» Given request
Write out the records from the line with "tags-count: 2 (292, 445, 301, 461)" to the line with "sync-icon[interactable] (252, 0, 276, 14)", both included.

## begin

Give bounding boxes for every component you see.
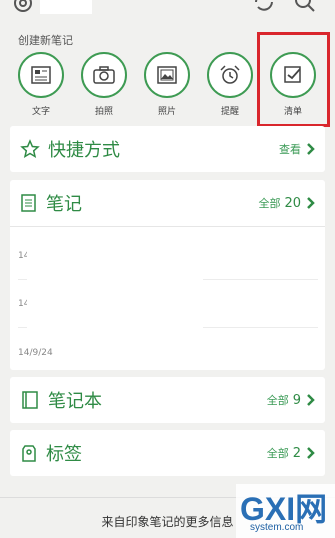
tags-count: 2 (292, 445, 301, 461)
create-note-label: 创建新笔记 (18, 34, 73, 47)
notes-title: 笔记 (46, 194, 82, 215)
create-reminder-label: 提醒 (220, 107, 239, 117)
photo-icon (157, 66, 177, 84)
watermark-logo: GXI网 system.com (236, 484, 335, 538)
notes-all-link[interactable]: 全部 20 (258, 195, 315, 211)
chevron-right-icon (307, 197, 315, 209)
tags-card[interactable]: 标签 全部 2 (10, 430, 325, 476)
sync-icon[interactable] (252, 0, 276, 14)
tags-all-label: 全部 (266, 447, 289, 460)
notes-card[interactable]: 笔记 全部 20 14 14 14/9/24 (10, 180, 325, 370)
create-camera-button[interactable]: 拍照 (79, 52, 129, 117)
notebook-icon (22, 391, 38, 409)
create-text-button[interactable]: 文字 (16, 52, 66, 117)
notebooks-title: 笔记本 (48, 391, 102, 412)
chevron-right-icon (307, 143, 315, 155)
shortcuts-title: 快捷方式 (48, 140, 120, 161)
create-photo-button[interactable]: 照片 (142, 52, 192, 117)
tags-title: 标签 (46, 444, 82, 465)
tag-icon (22, 445, 36, 462)
chevron-right-icon (307, 394, 315, 406)
notes-count: 20 (284, 195, 301, 211)
chevron-right-icon (307, 447, 315, 459)
note-icon (21, 194, 36, 212)
shortcuts-view-link[interactable]: 查看 (279, 141, 315, 157)
notebooks-card[interactable]: 笔记本 全部 9 (10, 377, 325, 423)
account-name-redacted (40, 0, 92, 14)
redacted-note-preview (28, 232, 202, 350)
highlight-box (257, 32, 330, 127)
notes-all-label: 全部 (258, 197, 281, 210)
shortcuts-card[interactable]: 快捷方式 查看 (10, 126, 325, 172)
create-photo-label: 照片 (157, 107, 176, 117)
notebooks-all-label: 全部 (266, 394, 289, 407)
notes-list: 14 14 14/9/24 (10, 226, 325, 370)
camera-icon (93, 66, 115, 84)
create-camera-label: 拍照 (94, 107, 113, 117)
shortcuts-view-label: 查看 (279, 143, 301, 156)
star-icon (20, 139, 40, 159)
search-icon[interactable] (293, 0, 317, 14)
settings-gear-icon[interactable] (10, 0, 36, 16)
top-bar (0, 0, 335, 18)
notebooks-all-link[interactable]: 全部 9 (267, 392, 315, 408)
text-note-icon (31, 66, 51, 84)
create-reminder-button[interactable]: 提醒 (205, 52, 255, 117)
alarm-clock-icon (220, 65, 240, 84)
create-text-label: 文字 (31, 107, 50, 117)
tags-all-link[interactable]: 全部 2 (267, 445, 315, 461)
note-date: 14/9/24 (18, 348, 53, 358)
notebooks-count: 9 (292, 392, 301, 408)
watermark-domain: system.com (250, 522, 304, 533)
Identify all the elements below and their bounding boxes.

## end

» Answer to the problem
tags-count: 2 (292, 445, 301, 461)
create-note-label: 创建新笔记 (18, 34, 73, 47)
notes-title: 笔记 (46, 194, 82, 215)
create-reminder-label: 提醒 (220, 107, 239, 117)
photo-icon (157, 66, 177, 84)
watermark-logo: GXI网 system.com (236, 484, 335, 538)
notes-all-link[interactable]: 全部 20 (258, 195, 315, 211)
chevron-right-icon (307, 197, 315, 209)
tags-card[interactable]: 标签 全部 2 (10, 430, 325, 476)
sync-icon[interactable] (252, 0, 276, 14)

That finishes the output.